* start Materials provided *

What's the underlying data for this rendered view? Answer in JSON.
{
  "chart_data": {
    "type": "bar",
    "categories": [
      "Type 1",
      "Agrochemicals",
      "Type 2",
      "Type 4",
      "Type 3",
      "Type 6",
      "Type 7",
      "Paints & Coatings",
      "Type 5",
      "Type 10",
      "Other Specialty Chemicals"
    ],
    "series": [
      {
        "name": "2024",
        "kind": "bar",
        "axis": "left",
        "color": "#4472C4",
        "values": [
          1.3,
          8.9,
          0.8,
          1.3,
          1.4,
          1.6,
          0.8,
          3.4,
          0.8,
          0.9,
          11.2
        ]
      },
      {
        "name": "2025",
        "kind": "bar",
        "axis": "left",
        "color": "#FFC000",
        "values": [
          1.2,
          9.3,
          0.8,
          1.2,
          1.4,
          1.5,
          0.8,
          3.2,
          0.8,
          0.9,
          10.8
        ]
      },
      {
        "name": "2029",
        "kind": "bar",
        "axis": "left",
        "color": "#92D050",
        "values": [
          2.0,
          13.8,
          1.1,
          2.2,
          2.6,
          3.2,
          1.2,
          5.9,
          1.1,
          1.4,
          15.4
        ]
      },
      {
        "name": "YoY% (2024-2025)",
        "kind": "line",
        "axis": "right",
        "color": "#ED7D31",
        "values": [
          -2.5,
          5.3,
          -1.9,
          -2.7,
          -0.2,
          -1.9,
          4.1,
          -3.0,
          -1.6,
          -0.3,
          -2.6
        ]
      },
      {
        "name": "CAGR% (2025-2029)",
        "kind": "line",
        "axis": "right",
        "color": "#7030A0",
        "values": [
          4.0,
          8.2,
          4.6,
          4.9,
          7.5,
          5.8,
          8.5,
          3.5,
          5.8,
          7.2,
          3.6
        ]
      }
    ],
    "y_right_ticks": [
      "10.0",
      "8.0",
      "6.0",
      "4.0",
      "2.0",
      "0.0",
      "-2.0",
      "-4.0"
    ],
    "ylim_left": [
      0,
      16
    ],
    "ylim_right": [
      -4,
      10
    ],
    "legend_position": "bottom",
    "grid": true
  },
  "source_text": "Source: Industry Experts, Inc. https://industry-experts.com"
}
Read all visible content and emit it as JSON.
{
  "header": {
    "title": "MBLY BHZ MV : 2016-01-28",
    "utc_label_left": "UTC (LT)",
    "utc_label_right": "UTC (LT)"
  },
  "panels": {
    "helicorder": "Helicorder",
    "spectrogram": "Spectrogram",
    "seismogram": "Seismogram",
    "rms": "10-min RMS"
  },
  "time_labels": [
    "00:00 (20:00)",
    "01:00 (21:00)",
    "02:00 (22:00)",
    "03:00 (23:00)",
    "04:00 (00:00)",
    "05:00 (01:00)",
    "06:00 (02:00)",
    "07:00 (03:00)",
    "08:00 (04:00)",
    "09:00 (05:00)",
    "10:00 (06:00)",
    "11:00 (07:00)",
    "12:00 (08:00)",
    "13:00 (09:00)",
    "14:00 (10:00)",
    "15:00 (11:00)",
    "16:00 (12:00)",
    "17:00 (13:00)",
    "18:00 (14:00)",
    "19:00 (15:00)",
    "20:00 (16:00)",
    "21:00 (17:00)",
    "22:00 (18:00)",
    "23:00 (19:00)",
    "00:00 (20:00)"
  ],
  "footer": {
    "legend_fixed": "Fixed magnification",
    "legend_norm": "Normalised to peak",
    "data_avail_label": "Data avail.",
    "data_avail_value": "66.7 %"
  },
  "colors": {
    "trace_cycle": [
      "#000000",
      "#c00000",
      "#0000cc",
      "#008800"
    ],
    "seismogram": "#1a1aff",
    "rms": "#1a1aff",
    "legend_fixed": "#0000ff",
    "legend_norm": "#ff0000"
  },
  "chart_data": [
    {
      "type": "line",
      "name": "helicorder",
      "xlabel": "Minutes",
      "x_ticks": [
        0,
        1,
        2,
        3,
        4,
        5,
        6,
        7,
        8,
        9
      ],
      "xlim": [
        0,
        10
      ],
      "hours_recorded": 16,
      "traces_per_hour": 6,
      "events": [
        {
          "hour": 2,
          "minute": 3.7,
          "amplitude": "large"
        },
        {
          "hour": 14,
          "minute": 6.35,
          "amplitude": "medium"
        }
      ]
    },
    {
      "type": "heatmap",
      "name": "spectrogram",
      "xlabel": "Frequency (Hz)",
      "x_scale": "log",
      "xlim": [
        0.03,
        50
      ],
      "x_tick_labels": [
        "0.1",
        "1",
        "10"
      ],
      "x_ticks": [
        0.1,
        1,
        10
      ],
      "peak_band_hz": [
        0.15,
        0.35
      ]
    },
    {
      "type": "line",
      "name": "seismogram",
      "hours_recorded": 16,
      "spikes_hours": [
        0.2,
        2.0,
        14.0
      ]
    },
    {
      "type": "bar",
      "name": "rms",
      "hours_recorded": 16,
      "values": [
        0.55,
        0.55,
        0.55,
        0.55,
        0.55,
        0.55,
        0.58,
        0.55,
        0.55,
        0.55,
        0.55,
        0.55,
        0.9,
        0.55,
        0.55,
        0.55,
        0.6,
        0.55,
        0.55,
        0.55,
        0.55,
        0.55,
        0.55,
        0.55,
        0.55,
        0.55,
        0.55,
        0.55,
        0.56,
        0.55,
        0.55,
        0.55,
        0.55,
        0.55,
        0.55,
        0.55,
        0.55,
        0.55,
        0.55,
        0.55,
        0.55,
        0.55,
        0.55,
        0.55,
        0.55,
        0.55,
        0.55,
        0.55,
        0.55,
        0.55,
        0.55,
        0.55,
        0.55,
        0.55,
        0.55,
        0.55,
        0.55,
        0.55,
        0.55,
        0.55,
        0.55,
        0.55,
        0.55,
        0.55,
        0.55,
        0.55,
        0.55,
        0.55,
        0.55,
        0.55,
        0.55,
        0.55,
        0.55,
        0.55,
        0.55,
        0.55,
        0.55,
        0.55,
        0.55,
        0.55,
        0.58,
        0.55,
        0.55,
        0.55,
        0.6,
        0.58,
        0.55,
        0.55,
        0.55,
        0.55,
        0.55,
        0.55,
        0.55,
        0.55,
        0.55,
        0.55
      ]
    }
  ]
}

* end Materials provided *

Give the entries again in full, exactly as they are written.

What's the underlying data for this rendered view? Answer in JSON.
{
  "chart_data": {
    "type": "bar",
    "categories": [
      "Type 1",
      "Agrochemicals",
      "Type 2",
      "Type 4",
      "Type 3",
      "Type 6",
      "Type 7",
      "Paints & Coatings",
      "Type 5",
      "Type 10",
      "Other Specialty Chemicals"
    ],
    "series": [
      {
        "name": "2024",
        "kind": "bar",
        "axis": "left",
        "color": "#4472C4",
        "values": [
          1.3,
          8.9,
          0.8,
          1.3,
          1.4,
          1.6,
          0.8,
          3.4,
          0.8,
          0.9,
          11.2
        ]
      },
      {
        "name": "2025",
        "kind": "bar",
        "axis": "left",
        "color": "#FFC000",
        "values": [
          1.2,
          9.3,
          0.8,
          1.2,
          1.4,
          1.5,
          0.8,
          3.2,
          0.8,
          0.9,
          10.8
        ]
      },
      {
        "name": "2029",
        "kind": "bar",
        "axis": "left",
        "color": "#92D050",
        "values": [
          2.0,
          13.8,
          1.1,
          2.2,
          2.6,
          3.2,
          1.2,
          5.9,
          1.1,
          1.4,
          15.4
        ]
      },
      {
        "name": "YoY% (2024-2025)",
        "kind": "line",
        "axis": "right",
        "color": "#ED7D31",
        "values": [
          -2.5,
          5.3,
          -1.9,
          -2.7,
          -0.2,
          -1.9,
          4.1,
          -3.0,
          -1.6,
          -0.3,
          -2.6
        ]
      },
      {
        "name": "CAGR% (2025-2029)",
        "kind": "line",
        "axis": "right",
        "color": "#7030A0",
        "values": [
          4.0,
          8.2,
          4.6,
          4.9,
          7.5,
          5.8,
          8.5,
          3.5,
          5.8,
          7.2,
          3.6
        ]
      }
    ],
    "y_right_ticks": [
      "10.0",
      "8.0",
      "6.0",
      "4.0",
      "2.0",
      "0.0",
      "-2.0",
      "-4.0"
    ],
    "ylim_left": [
      0,
      16
    ],
    "ylim_right": [
      -4,
      10
    ],
    "legend_position": "bottom",
    "grid": true
  },
  "source_text": "Source: Industry Experts, Inc. https://industry-experts.com"
}
Read all visible content and emit it as JSON.
{
  "header": {
    "title": "MBLY BHZ MV : 2016-01-28",
    "utc_label_left": "UTC (LT)",
    "utc_label_right": "UTC (LT)"
  },
  "panels": {
    "helicorder": "Helicorder",
    "spectrogram": "Spectrogram",
    "seismogram": "Seismogram",
    "rms": "10-min RMS"
  },
  "time_labels": [
    "00:00 (20:00)",
    "01:00 (21:00)",
    "02:00 (22:00)",
    "03:00 (23:00)",
    "04:00 (00:00)",
    "05:00 (01:00)",
    "06:00 (02:00)",
    "07:00 (03:00)",
    "08:00 (04:00)",
    "09:00 (05:00)",
    "10:00 (06:00)",
    "11:00 (07:00)",
    "12:00 (08:00)",
    "13:00 (09:00)",
    "14:00 (10:00)",
    "15:00 (11:00)",
    "16:00 (12:00)",
    "17:00 (13:00)",
    "18:00 (14:00)",
    "19:00 (15:00)",
    "20:00 (16:00)",
    "21:00 (17:00)",
    "22:00 (18:00)",
    "23:00 (19:00)",
    "00:00 (20:00)"
  ],
  "footer": {
    "legend_fixed": "Fixed magnification",
    "legend_norm": "Normalised to peak",
    "data_avail_label": "Data avail.",
    "data_avail_value": "66.7 %"
  },
  "colors": {
    "trace_cycle": [
      "#000000",
      "#c00000",
      "#0000cc",
      "#008800"
    ],
    "seismogram": "#1a1aff",
    "rms": "#1a1aff",
    "legend_fixed": "#0000ff",
    "legend_norm": "#ff0000"
  },
  "chart_data": [
    {
      "type": "line",
      "name": "helicorder",
      "xlabel": "Minutes",
      "x_ticks": [
        0,
        1,
        2,
        3,
        4,
        5,
        6,
        7,
        8,
        9
      ],
      "xlim": [
        0,
        10
      ],
      "hours_recorded": 16,
      "traces_per_hour": 6,
      "events": [
        {
          "hour": 2,
          "minute": 3.7,
          "amplitude": "large"
        },
        {
          "hour": 14,
          "minute": 6.35,
          "amplitude": "medium"
        }
      ]
    },
    {
      "type": "heatmap",
      "name": "spectrogram",
      "xlabel": "Frequency (Hz)",
      "x_scale": "log",
      "xlim": [
        0.03,
        50
      ],
      "x_tick_labels": [
        "0.1",
        "1",
        "10"
      ],
      "x_ticks": [
        0.1,
        1,
        10
      ],
      "peak_band_hz": [
        0.15,
        0.35
      ]
    },
    {
      "type": "line",
      "name": "seismogram",
      "hours_recorded": 16,
      "spikes_hours": [
        0.2,
        2.0,
        14.0
      ]
    },
    {
      "type": "bar",
      "name": "rms",
      "hours_recorded": 16,
      "values": [
        0.55,
        0.55,
        0.55,
        0.55,
        0.55,
        0.55,
        0.58,
        0.55,
        0.55,
        0.55,
        0.55,
        0.55,
        0.9,
        0.55,
        0.55,
        0.55,
        0.6,
        0.55,
        0.55,
        0.55,
        0.55,
        0.55,
        0.55,
        0.55,
        0.55,
        0.55,
        0.55,
        0.55,
        0.56,
        0.55,
        0.55,
        0.55,
        0.55,
        0.55,
        0.55,
        0.55,
        0.55,
        0.55,
        0.55,
        0.55,
        0.55,
        0.55,
        0.55,
        0.55,
        0.55,
        0.55,
        0.55,
        0.55,
        0.55,
        0.55,
        0.55,
        0.55,
        0.55,
        0.55,
        0.55,
        0.55,
        0.55,
        0.55,
        0.55,
        0.55,
        0.55,
        0.55,
        0.55,
        0.55,
        0.55,
        0.55,
        0.55,
        0.55,
        0.55,
        0.55,
        0.55,
        0.55,
        0.55,
        0.55,
        0.55,
        0.55,
        0.55,
        0.55,
        0.55,
        0.55,
        0.58,
        0.55,
        0.55,
        0.55,
        0.6,
        0.58,
        0.55,
        0.55,
        0.55,
        0.55,
        0.55,
        0.55,
        0.55,
        0.55,
        0.55,
        0.55
      ]
    }
  ]
}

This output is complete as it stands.